You are to retype all of the data exactly as it appears.

> [Exercise inputs]
□ □ □ □ □

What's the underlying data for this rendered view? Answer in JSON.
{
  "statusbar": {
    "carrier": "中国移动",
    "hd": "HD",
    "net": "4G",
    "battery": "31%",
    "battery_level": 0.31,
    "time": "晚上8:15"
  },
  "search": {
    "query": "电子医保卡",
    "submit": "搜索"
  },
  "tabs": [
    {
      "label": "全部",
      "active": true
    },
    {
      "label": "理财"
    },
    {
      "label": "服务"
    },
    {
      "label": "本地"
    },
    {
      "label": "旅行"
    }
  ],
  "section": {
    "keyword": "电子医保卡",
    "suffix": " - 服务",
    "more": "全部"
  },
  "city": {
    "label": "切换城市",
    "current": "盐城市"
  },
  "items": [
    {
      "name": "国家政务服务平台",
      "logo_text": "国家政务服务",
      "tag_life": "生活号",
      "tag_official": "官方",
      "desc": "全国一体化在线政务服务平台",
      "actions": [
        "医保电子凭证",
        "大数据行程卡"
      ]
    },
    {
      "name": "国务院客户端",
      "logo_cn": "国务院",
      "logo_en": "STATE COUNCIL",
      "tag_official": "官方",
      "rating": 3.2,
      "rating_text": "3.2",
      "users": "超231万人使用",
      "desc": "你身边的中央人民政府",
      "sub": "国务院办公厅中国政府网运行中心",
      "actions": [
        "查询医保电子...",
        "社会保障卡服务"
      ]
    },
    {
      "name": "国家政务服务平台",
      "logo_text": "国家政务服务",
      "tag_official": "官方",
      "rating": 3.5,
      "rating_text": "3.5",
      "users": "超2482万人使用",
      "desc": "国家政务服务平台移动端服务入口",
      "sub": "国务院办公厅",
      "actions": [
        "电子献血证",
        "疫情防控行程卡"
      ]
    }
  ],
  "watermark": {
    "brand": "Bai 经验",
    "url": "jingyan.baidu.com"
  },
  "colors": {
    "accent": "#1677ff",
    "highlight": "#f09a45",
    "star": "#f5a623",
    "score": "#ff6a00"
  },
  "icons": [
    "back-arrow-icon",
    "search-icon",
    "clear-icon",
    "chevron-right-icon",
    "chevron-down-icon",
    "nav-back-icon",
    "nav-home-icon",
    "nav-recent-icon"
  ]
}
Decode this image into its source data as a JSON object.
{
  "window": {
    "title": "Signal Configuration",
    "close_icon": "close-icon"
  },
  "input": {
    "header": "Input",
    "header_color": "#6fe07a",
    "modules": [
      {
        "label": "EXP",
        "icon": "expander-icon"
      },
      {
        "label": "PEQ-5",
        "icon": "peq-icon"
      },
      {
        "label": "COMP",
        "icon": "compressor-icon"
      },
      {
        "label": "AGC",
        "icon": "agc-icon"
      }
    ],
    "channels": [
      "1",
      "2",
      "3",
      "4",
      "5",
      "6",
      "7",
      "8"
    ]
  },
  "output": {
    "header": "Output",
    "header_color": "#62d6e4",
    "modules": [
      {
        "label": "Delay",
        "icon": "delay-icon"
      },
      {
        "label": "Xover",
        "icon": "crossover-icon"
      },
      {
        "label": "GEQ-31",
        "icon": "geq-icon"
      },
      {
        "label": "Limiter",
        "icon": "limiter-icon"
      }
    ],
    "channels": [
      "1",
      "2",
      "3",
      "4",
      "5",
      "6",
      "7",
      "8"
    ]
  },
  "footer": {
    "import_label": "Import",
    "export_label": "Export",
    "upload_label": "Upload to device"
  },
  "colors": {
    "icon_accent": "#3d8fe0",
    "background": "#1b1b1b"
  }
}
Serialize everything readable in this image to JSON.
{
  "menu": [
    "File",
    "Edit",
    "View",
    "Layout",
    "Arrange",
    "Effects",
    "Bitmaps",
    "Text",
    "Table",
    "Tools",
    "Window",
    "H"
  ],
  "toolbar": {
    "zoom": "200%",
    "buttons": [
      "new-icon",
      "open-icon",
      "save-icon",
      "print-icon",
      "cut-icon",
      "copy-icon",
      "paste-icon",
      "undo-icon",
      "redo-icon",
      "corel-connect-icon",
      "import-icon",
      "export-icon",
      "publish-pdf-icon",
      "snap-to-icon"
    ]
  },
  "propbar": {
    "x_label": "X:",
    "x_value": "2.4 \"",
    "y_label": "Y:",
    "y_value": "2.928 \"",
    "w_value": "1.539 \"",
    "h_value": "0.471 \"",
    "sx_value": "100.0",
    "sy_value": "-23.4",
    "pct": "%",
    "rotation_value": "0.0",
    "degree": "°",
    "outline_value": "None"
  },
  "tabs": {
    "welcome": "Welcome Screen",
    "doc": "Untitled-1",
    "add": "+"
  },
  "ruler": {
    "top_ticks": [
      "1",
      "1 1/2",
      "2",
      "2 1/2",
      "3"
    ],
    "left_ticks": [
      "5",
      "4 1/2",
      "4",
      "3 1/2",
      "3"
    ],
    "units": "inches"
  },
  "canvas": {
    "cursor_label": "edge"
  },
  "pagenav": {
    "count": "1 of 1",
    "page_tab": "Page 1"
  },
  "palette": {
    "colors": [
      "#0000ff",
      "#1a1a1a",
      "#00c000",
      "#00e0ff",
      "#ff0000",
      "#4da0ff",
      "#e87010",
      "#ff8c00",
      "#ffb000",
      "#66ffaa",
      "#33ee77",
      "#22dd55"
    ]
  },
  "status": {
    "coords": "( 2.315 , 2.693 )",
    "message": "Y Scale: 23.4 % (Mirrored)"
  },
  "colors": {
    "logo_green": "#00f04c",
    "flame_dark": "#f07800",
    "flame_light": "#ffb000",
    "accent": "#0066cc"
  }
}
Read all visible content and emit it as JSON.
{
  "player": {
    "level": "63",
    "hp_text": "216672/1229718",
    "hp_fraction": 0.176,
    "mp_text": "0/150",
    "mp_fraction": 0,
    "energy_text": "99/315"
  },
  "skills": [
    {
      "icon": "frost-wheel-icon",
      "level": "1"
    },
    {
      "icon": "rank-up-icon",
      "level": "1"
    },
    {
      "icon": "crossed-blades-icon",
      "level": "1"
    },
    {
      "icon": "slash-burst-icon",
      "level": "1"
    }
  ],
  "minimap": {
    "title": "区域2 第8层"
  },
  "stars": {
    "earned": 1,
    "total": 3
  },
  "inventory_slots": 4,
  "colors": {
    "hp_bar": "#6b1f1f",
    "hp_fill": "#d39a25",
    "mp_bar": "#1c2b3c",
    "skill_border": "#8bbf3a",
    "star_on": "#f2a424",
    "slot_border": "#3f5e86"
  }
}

□ □ □ □ □

> [Written response]
What's the underlying data for this rendered view? Answer in JSON.
{
  "statusbar": {
    "carrier": "中国移动",
    "hd": "HD",
    "net": "4G",
    "battery": "31%",
    "battery_level": 0.31,
    "time": "晚上8:15"
  },
  "search": {
    "query": "电子医保卡",
    "submit": "搜索"
  },
  "tabs": [
    {
      "label": "全部",
      "active": true
    },
    {
      "label": "理财"
    },
    {
      "label": "服务"
    },
    {
      "label": "本地"
    },
    {
      "label": "旅行"
    }
  ],
  "section": {
    "keyword": "电子医保卡",
    "suffix": " - 服务",
    "more": "全部"
  },
  "city": {
    "label": "切换城市",
    "current": "盐城市"
  },
  "items": [
    {
      "name": "国家政务服务平台",
      "logo_text": "国家政务服务",
      "tag_life": "生活号",
      "tag_official": "官方",
      "desc": "全国一体化在线政务服务平台",
      "actions": [
        "医保电子凭证",
        "大数据行程卡"
      ]
    },
    {
      "name": "国务院客户端",
      "logo_cn": "国务院",
      "logo_en": "STATE COUNCIL",
      "tag_official": "官方",
      "rating": 3.2,
      "rating_text": "3.2",
      "users": "超231万人使用",
      "desc": "你身边的中央人民政府",
      "sub": "国务院办公厅中国政府网运行中心",
      "actions": [
        "查询医保电子...",
        "社会保障卡服务"
      ]
    },
    {
      "name": "国家政务服务平台",
      "logo_text": "国家政务服务",
      "tag_official": "官方",
      "rating": 3.5,
      "rating_text": "3.5",
      "users": "超2482万人使用",
      "desc": "国家政务服务平台移动端服务入口",
      "sub": "国务院办公厅",
      "actions": [
        "电子献血证",
        "疫情防控行程卡"
      ]
    }
  ],
  "watermark": {
    "brand": "Bai 经验",
    "url": "jingyan.baidu.com"
  },
  "colors": {
    "accent": "#1677ff",
    "highlight": "#f09a45",
    "star": "#f5a623",
    "score": "#ff6a00"
  },
  "icons": [
    "back-arrow-icon",
    "search-icon",
    "clear-icon",
    "chevron-right-icon",
    "chevron-down-icon",
    "nav-back-icon",
    "nav-home-icon",
    "nav-recent-icon"
  ]
}
Decode this image into its source data as a JSON object.
{
  "window": {
    "title": "Signal Configuration",
    "close_icon": "close-icon"
  },
  "input": {
    "header": "Input",
    "header_color": "#6fe07a",
    "modules": [
      {
        "label": "EXP",
        "icon": "expander-icon"
      },
      {
        "label": "PEQ-5",
        "icon": "peq-icon"
      },
      {
        "label": "COMP",
        "icon": "compressor-icon"
      },
      {
        "label": "AGC",
        "icon": "agc-icon"
      }
    ],
    "channels": [
      "1",
      "2",
      "3",
      "4",
      "5",
      "6",
      "7",
      "8"
    ]
  },
  "output": {
    "header": "Output",
    "header_color": "#62d6e4",
    "modules": [
      {
        "label": "Delay",
        "icon": "delay-icon"
      },
      {
        "label": "Xover",
        "icon": "crossover-icon"
      },
      {
        "label": "GEQ-31",
        "icon": "geq-icon"
      },
      {
        "label": "Limiter",
        "icon": "limiter-icon"
      }
    ],
    "channels": [
      "1",
      "2",
      "3",
      "4",
      "5",
      "6",
      "7",
      "8"
    ]
  },
  "footer": {
    "import_label": "Import",
    "export_label": "Export",
    "upload_label": "Upload to device"
  },
  "colors": {
    "icon_accent": "#3d8fe0",
    "background": "#1b1b1b"
  }
}
Serialize everything readable in this image to JSON.
{
  "menu": [
    "File",
    "Edit",
    "View",
    "Layout",
    "Arrange",
    "Effects",
    "Bitmaps",
    "Text",
    "Table",
    "Tools",
    "Window",
    "H"
  ],
  "toolbar": {
    "zoom": "200%",
    "buttons": [
      "new-icon",
      "open-icon",
      "save-icon",
      "print-icon",
      "cut-icon",
      "copy-icon",
      "paste-icon",
      "undo-icon",
      "redo-icon",
      "corel-connect-icon",
      "import-icon",
      "export-icon",
      "publish-pdf-icon",
      "snap-to-icon"
    ]
  },
  "propbar": {
    "x_label": "X:",
    "x_value": "2.4 \"",
    "y_label": "Y:",
    "y_value": "2.928 \"",
    "w_value": "1.539 \"",
    "h_value": "0.471 \"",
    "sx_value": "100.0",
    "sy_value": "-23.4",
    "pct": "%",
    "rotation_value": "0.0",
    "degree": "°",
    "outline_value": "None"
  },
  "tabs": {
    "welcome": "Welcome Screen",
    "doc": "Untitled-1",
    "add": "+"
  },
  "ruler": {
    "top_ticks": [
      "1",
      "1 1/2",
      "2",
      "2 1/2",
      "3"
    ],
    "left_ticks": [
      "5",
      "4 1/2",
      "4",
      "3 1/2",
      "3"
    ],
    "units": "inches"
  },
  "canvas": {
    "cursor_label": "edge"
  },
  "pagenav": {
    "count": "1 of 1",
    "page_tab": "Page 1"
  },
  "palette": {
    "colors": [
      "#0000ff",
      "#1a1a1a",
      "#00c000",
      "#00e0ff",
      "#ff0000",
      "#4da0ff",
      "#e87010",
      "#ff8c00",
      "#ffb000",
      "#66ffaa",
      "#33ee77",
      "#22dd55"
    ]
  },
  "status": {
    "coords": "( 2.315 , 2.693 )",
    "message": "Y Scale: 23.4 % (Mirrored)"
  },
  "colors": {
    "logo_green": "#00f04c",
    "flame_dark": "#f07800",
    "flame_light": "#ffb000",
    "accent": "#0066cc"
  }
}
Read all visible content and emit it as JSON.
{
  "player": {
    "level": "63",
    "hp_text": "216672/1229718",
    "hp_fraction": 0.176,
    "mp_text": "0/150",
    "mp_fraction": 0,
    "energy_text": "99/315"
  },
  "skills": [
    {
      "icon": "frost-wheel-icon",
      "level": "1"
    },
    {
      "icon": "rank-up-icon",
      "level": "1"
    },
    {
      "icon": "crossed-blades-icon",
      "level": "1"
    },
    {
      "icon": "slash-burst-icon",
      "level": "1"
    }
  ],
  "minimap": {
    "title": "区域2 第8层"
  },
  "stars": {
    "earned": 1,
    "total": 3
  },
  "inventory_slots": 4,
  "colors": {
    "hp_bar": "#6b1f1f",
    "hp_fill": "#d39a25",
    "mp_bar": "#1c2b3c",
    "skill_border": "#8bbf3a",
    "star_on": "#f2a424",
    "slot_border": "#3f5e86"
  }
}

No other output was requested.